--- start Records for the exercise ---

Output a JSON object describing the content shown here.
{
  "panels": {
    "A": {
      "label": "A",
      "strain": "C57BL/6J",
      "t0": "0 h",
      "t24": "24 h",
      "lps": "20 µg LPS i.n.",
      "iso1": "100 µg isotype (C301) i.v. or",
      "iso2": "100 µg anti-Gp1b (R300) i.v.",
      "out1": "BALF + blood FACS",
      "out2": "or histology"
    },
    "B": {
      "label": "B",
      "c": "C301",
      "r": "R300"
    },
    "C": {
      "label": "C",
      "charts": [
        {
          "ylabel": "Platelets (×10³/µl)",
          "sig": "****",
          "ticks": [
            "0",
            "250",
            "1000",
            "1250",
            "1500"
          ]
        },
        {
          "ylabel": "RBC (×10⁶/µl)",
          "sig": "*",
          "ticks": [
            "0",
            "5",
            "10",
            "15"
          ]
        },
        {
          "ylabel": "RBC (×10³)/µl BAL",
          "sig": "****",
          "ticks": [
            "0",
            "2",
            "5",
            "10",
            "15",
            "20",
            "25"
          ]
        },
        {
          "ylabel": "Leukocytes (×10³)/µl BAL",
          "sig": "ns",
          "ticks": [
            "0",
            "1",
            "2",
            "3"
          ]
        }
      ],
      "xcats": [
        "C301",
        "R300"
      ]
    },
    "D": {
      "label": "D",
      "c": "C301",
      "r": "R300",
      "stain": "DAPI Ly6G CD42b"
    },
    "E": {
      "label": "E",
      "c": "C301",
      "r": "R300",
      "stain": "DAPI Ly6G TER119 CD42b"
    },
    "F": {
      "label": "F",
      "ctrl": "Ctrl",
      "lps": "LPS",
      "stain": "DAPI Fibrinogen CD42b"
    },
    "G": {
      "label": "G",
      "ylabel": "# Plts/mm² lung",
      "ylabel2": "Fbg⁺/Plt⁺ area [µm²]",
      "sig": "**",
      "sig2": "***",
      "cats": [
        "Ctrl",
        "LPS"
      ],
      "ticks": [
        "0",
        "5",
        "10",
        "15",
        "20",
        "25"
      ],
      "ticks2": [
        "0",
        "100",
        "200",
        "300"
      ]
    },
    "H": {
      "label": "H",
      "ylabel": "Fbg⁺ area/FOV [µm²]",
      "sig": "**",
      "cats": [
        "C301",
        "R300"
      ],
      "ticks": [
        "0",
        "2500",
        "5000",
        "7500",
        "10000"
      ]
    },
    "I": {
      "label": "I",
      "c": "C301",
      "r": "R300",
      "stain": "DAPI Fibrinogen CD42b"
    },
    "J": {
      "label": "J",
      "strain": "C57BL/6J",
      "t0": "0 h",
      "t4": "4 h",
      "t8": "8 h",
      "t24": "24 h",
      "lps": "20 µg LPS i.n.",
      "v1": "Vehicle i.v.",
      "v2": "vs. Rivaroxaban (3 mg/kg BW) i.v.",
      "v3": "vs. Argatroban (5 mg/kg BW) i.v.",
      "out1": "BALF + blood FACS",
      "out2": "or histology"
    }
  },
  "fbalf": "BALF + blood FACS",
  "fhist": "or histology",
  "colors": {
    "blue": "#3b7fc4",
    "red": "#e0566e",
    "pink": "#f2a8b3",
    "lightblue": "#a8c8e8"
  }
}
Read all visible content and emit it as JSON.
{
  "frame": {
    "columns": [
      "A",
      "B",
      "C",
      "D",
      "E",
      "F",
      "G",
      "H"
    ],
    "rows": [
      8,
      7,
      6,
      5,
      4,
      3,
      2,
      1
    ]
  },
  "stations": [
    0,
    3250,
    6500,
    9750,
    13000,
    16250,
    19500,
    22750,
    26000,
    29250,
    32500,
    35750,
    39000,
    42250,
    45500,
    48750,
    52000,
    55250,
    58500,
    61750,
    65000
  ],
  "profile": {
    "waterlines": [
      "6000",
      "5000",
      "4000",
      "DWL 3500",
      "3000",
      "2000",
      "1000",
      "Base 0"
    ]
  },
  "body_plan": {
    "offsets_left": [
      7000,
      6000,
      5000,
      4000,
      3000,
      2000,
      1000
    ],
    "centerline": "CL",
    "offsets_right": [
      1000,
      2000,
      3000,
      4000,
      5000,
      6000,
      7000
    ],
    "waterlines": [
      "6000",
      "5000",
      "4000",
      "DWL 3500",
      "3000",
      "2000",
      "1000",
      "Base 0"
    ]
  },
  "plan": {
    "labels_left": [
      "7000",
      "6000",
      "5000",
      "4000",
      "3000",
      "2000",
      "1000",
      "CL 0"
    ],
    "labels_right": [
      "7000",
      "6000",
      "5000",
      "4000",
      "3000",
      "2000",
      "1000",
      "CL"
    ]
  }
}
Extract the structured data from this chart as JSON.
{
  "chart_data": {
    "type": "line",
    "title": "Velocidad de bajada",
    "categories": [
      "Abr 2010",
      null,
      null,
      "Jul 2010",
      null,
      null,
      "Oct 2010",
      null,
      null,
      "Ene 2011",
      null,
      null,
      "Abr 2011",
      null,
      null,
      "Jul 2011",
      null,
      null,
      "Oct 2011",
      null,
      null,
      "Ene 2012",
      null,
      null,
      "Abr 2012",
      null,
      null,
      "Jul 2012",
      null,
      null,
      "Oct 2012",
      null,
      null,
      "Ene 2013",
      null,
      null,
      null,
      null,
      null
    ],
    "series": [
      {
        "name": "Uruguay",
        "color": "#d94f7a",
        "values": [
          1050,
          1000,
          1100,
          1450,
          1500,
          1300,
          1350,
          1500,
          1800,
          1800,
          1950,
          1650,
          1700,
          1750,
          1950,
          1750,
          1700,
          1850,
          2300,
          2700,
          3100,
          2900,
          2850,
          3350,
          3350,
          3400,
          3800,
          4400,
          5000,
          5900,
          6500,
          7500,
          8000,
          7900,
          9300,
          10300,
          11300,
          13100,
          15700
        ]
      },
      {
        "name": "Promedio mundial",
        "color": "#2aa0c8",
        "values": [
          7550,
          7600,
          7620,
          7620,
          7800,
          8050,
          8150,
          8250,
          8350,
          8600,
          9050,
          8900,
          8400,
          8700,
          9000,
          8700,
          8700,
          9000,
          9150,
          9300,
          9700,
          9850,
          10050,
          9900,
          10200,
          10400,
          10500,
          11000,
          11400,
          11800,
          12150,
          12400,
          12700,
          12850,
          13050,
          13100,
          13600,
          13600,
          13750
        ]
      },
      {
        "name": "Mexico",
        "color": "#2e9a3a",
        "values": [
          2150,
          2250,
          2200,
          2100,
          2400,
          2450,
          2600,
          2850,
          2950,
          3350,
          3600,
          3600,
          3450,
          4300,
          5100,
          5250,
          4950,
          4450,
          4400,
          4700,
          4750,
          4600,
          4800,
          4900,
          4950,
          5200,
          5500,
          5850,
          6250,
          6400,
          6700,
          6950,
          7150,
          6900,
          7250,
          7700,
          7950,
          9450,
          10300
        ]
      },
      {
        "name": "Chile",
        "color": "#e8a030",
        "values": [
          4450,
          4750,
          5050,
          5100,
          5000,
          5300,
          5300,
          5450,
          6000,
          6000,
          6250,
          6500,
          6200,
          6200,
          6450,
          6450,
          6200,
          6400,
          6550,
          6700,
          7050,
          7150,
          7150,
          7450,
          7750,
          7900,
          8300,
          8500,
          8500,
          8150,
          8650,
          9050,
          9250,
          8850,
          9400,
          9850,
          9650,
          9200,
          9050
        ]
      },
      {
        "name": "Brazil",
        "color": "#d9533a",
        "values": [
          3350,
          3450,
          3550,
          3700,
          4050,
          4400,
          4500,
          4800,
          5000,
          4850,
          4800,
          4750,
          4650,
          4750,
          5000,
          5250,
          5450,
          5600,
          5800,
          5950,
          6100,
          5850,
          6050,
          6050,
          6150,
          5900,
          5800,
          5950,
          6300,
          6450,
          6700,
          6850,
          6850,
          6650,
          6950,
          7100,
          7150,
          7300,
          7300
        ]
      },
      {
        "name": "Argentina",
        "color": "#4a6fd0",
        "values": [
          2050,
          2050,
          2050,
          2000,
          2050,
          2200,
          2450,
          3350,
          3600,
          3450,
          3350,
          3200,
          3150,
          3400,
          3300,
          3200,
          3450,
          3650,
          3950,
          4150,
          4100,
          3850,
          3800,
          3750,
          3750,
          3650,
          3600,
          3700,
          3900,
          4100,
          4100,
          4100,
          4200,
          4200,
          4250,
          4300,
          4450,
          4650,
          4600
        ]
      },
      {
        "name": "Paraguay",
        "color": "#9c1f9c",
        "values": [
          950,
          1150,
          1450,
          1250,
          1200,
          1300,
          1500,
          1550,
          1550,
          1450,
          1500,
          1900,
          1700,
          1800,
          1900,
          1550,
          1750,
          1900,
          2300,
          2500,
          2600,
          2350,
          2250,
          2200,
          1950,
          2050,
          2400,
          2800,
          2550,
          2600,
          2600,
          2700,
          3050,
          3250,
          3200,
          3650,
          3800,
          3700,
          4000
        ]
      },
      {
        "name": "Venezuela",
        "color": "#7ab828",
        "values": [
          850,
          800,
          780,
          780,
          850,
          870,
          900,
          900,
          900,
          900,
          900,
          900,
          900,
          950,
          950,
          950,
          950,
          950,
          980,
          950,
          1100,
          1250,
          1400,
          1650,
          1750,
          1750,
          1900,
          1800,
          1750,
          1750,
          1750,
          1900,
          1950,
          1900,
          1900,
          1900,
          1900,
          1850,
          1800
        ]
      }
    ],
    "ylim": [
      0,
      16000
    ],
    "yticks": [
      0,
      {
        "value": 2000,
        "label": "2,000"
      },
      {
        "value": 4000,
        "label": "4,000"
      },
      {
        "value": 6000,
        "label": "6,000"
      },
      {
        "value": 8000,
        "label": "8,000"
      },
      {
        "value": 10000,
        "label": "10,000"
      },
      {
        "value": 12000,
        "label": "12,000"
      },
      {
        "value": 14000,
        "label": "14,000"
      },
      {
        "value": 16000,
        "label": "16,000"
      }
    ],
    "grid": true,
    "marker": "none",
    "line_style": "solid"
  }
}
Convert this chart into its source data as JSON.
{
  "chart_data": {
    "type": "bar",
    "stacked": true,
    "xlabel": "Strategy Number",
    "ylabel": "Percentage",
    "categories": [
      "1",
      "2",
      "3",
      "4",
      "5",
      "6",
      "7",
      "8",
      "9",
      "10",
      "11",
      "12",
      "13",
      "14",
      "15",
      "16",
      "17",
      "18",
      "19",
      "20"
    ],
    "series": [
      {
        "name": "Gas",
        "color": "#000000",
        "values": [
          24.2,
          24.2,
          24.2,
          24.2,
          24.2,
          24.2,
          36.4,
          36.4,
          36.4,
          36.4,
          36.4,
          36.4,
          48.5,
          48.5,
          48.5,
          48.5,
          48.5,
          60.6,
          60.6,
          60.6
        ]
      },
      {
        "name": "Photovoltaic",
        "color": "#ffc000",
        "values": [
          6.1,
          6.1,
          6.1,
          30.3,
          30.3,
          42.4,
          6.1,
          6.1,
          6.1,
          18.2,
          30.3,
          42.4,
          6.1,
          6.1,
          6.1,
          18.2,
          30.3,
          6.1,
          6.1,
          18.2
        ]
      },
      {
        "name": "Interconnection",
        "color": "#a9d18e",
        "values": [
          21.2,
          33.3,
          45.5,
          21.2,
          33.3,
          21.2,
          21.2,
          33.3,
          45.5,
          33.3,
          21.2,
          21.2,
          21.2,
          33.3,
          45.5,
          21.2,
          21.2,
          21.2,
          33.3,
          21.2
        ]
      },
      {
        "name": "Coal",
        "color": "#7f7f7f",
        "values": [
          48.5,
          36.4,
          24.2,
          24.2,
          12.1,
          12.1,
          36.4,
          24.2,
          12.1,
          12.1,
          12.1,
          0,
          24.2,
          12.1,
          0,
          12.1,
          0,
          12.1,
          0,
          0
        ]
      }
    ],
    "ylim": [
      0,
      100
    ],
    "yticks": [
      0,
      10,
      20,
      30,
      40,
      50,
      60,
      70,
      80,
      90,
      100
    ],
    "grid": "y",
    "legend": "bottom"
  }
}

--- end Records for the exercise ---

*Work to do*. Count the lines above that contain the word "name", and give only that number.

*Correct response*. 12